→ Task input

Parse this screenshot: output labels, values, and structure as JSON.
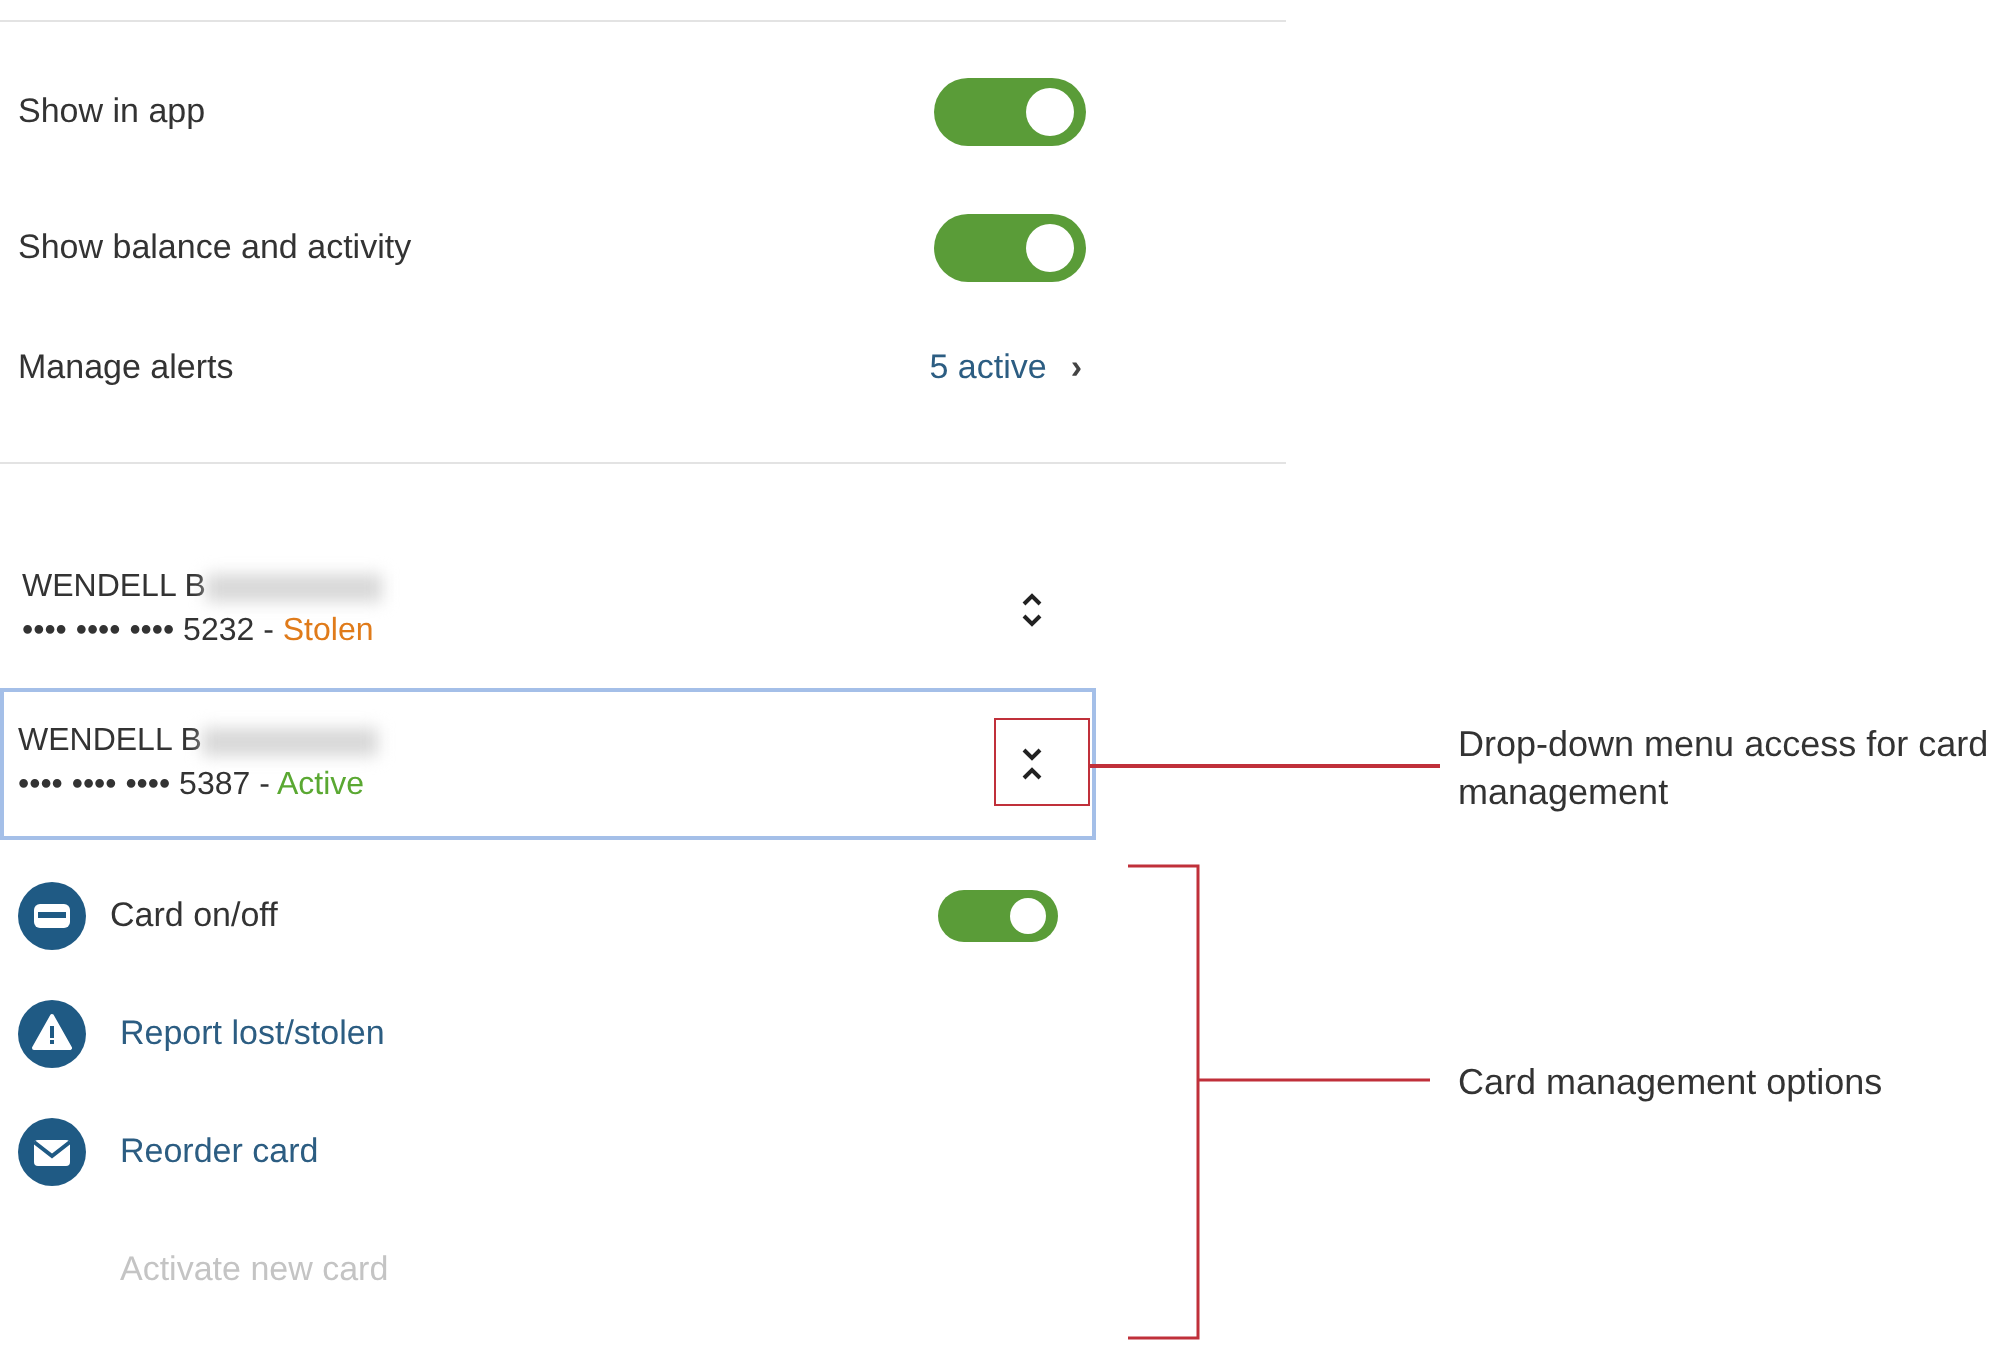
{
  "settings": [
    {
      "kind": "toggle",
      "label": "Show in app",
      "on": true
    },
    {
      "kind": "toggle",
      "label": "Show balance and activity",
      "on": true
    },
    {
      "kind": "link",
      "label": "Manage alerts",
      "value": "5 active",
      "arrow": "›"
    }
  ],
  "cards": [
    {
      "name": "WENDELL B",
      "number": "•••• •••• •••• 5232",
      "separator": "-",
      "status": "Stolen",
      "color": "#e07b1a",
      "expanded": false,
      "selected": false
    },
    {
      "name": "WENDELL B",
      "number": "•••• •••• •••• 5387",
      "separator": "-",
      "status": "Active",
      "color": "#5aa832",
      "expanded": true,
      "selected": true
    }
  ],
  "options": [
    {
      "kind": "toggle",
      "label": "Card on/off",
      "on": true,
      "disabled": false
    },
    {
      "kind": "alert",
      "label": "Report lost/stolen",
      "disabled": false
    },
    {
      "kind": "mail",
      "label": "Reorder card",
      "disabled": false
    },
    {
      "kind": "plain",
      "label": "Activate new card",
      "disabled": true
    }
  ],
  "callouts": [
    {
      "kind": "frame",
      "text": "Drop-down menu access for card management"
    },
    {
      "kind": "bracket",
      "text": "Card management options"
    }
  ]
}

→ Stated problem
Output an exact copy of the material, with the pictures removed.

→ Answer
Parse this screenshot: output labels, values, and structure as JSON.
{
  "settings": [
    {
      "kind": "toggle",
      "label": "Show in app",
      "on": true
    },
    {
      "kind": "toggle",
      "label": "Show balance and activity",
      "on": true
    },
    {
      "kind": "link",
      "label": "Manage alerts",
      "value": "5 active",
      "arrow": "›"
    }
  ],
  "cards": [
    {
      "name": "WENDELL B",
      "number": "•••• •••• •••• 5232",
      "separator": "-",
      "status": "Stolen",
      "color": "#e07b1a",
      "expanded": false,
      "selected": false
    },
    {
      "name": "WENDELL B",
      "number": "•••• •••• •••• 5387",
      "separator": "-",
      "status": "Active",
      "color": "#5aa832",
      "expanded": true,
      "selected": true
    }
  ],
  "options": [
    {
      "kind": "toggle",
      "label": "Card on/off",
      "on": true,
      "disabled": false
    },
    {
      "kind": "alert",
      "label": "Report lost/stolen",
      "disabled": false
    },
    {
      "kind": "mail",
      "label": "Reorder card",
      "disabled": false
    },
    {
      "kind": "plain",
      "label": "Activate new card",
      "disabled": true
    }
  ],
  "callouts": [
    {
      "kind": "frame",
      "text": "Drop-down menu access for card management"
    },
    {
      "kind": "bracket",
      "text": "Card management options"
    }
  ]
}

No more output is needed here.